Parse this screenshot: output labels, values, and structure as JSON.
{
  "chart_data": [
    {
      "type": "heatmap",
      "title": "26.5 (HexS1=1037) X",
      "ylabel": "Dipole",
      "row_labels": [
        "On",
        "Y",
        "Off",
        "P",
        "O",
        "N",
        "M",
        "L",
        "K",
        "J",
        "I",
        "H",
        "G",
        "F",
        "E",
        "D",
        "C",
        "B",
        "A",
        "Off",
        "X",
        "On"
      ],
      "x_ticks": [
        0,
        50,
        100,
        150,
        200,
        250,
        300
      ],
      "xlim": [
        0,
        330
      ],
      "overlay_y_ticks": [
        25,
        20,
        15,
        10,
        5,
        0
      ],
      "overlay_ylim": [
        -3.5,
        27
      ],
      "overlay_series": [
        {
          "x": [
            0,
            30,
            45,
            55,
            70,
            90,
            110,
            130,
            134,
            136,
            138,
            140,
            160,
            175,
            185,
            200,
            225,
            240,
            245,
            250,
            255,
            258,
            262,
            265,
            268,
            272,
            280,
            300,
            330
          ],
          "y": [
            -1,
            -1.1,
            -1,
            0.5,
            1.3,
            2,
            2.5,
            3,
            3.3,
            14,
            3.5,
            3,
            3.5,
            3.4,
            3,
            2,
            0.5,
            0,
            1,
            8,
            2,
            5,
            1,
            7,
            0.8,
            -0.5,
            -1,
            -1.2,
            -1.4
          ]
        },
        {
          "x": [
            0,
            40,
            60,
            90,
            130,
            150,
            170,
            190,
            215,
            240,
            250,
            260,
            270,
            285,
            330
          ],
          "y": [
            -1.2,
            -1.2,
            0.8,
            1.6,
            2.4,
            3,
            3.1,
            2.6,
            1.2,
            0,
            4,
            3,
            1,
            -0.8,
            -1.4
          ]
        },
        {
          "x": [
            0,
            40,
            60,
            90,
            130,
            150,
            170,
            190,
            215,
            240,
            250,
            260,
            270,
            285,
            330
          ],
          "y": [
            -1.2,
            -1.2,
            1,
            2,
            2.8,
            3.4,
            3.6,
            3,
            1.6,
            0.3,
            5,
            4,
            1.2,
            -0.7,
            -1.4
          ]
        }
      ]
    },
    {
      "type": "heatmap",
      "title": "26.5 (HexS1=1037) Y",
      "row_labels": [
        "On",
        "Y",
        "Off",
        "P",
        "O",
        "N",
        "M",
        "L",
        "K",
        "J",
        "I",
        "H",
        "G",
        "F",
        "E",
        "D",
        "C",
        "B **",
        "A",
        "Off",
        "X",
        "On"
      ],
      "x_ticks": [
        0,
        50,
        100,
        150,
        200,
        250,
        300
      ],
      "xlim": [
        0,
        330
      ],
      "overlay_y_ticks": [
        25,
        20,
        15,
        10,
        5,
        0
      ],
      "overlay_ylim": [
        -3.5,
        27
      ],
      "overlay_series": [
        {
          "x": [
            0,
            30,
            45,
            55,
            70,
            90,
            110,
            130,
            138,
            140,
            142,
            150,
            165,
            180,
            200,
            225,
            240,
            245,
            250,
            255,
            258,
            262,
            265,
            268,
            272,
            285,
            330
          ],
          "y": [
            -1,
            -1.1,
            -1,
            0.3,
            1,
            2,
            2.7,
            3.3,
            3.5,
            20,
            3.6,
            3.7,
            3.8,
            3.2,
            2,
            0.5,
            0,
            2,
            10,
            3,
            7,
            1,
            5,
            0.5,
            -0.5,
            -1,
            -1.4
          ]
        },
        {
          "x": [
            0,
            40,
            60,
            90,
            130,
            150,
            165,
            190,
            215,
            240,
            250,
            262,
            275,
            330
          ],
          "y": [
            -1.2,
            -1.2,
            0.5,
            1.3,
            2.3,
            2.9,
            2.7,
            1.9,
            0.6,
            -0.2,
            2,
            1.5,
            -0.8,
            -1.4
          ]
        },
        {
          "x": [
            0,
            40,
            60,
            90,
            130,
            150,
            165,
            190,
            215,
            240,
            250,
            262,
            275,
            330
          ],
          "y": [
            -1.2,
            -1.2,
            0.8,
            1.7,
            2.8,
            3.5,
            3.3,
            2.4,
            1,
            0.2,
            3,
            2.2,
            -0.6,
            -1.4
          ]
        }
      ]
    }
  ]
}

- What you will do -
Set down every record above exactly as given.

- Output -
Parse this screenshot: output labels, values, and structure as JSON.
{
  "chart_data": [
    {
      "type": "heatmap",
      "title": "26.5 (HexS1=1037) X",
      "ylabel": "Dipole",
      "row_labels": [
        "On",
        "Y",
        "Off",
        "P",
        "O",
        "N",
        "M",
        "L",
        "K",
        "J",
        "I",
        "H",
        "G",
        "F",
        "E",
        "D",
        "C",
        "B",
        "A",
        "Off",
        "X",
        "On"
      ],
      "x_ticks": [
        0,
        50,
        100,
        150,
        200,
        250,
        300
      ],
      "xlim": [
        0,
        330
      ],
      "overlay_y_ticks": [
        25,
        20,
        15,
        10,
        5,
        0
      ],
      "overlay_ylim": [
        -3.5,
        27
      ],
      "overlay_series": [
        {
          "x": [
            0,
            30,
            45,
            55,
            70,
            90,
            110,
            130,
            134,
            136,
            138,
            140,
            160,
            175,
            185,
            200,
            225,
            240,
            245,
            250,
            255,
            258,
            262,
            265,
            268,
            272,
            280,
            300,
            330
          ],
          "y": [
            -1,
            -1.1,
            -1,
            0.5,
            1.3,
            2,
            2.5,
            3,
            3.3,
            14,
            3.5,
            3,
            3.5,
            3.4,
            3,
            2,
            0.5,
            0,
            1,
            8,
            2,
            5,
            1,
            7,
            0.8,
            -0.5,
            -1,
            -1.2,
            -1.4
          ]
        },
        {
          "x": [
            0,
            40,
            60,
            90,
            130,
            150,
            170,
            190,
            215,
            240,
            250,
            260,
            270,
            285,
            330
          ],
          "y": [
            -1.2,
            -1.2,
            0.8,
            1.6,
            2.4,
            3,
            3.1,
            2.6,
            1.2,
            0,
            4,
            3,
            1,
            -0.8,
            -1.4
          ]
        },
        {
          "x": [
            0,
            40,
            60,
            90,
            130,
            150,
            170,
            190,
            215,
            240,
            250,
            260,
            270,
            285,
            330
          ],
          "y": [
            -1.2,
            -1.2,
            1,
            2,
            2.8,
            3.4,
            3.6,
            3,
            1.6,
            0.3,
            5,
            4,
            1.2,
            -0.7,
            -1.4
          ]
        }
      ]
    },
    {
      "type": "heatmap",
      "title": "26.5 (HexS1=1037) Y",
      "row_labels": [
        "On",
        "Y",
        "Off",
        "P",
        "O",
        "N",
        "M",
        "L",
        "K",
        "J",
        "I",
        "H",
        "G",
        "F",
        "E",
        "D",
        "C",
        "B **",
        "A",
        "Off",
        "X",
        "On"
      ],
      "x_ticks": [
        0,
        50,
        100,
        150,
        200,
        250,
        300
      ],
      "xlim": [
        0,
        330
      ],
      "overlay_y_ticks": [
        25,
        20,
        15,
        10,
        5,
        0
      ],
      "overlay_ylim": [
        -3.5,
        27
      ],
      "overlay_series": [
        {
          "x": [
            0,
            30,
            45,
            55,
            70,
            90,
            110,
            130,
            138,
            140,
            142,
            150,
            165,
            180,
            200,
            225,
            240,
            245,
            250,
            255,
            258,
            262,
            265,
            268,
            272,
            285,
            330
          ],
          "y": [
            -1,
            -1.1,
            -1,
            0.3,
            1,
            2,
            2.7,
            3.3,
            3.5,
            20,
            3.6,
            3.7,
            3.8,
            3.2,
            2,
            0.5,
            0,
            2,
            10,
            3,
            7,
            1,
            5,
            0.5,
            -0.5,
            -1,
            -1.4
          ]
        },
        {
          "x": [
            0,
            40,
            60,
            90,
            130,
            150,
            165,
            190,
            215,
            240,
            250,
            262,
            275,
            330
          ],
          "y": [
            -1.2,
            -1.2,
            0.5,
            1.3,
            2.3,
            2.9,
            2.7,
            1.9,
            0.6,
            -0.2,
            2,
            1.5,
            -0.8,
            -1.4
          ]
        },
        {
          "x": [
            0,
            40,
            60,
            90,
            130,
            150,
            165,
            190,
            215,
            240,
            250,
            262,
            275,
            330
          ],
          "y": [
            -1.2,
            -1.2,
            0.8,
            1.7,
            2.8,
            3.5,
            3.3,
            2.4,
            1,
            0.2,
            3,
            2.2,
            -0.6,
            -1.4
          ]
        }
      ]
    }
  ]
}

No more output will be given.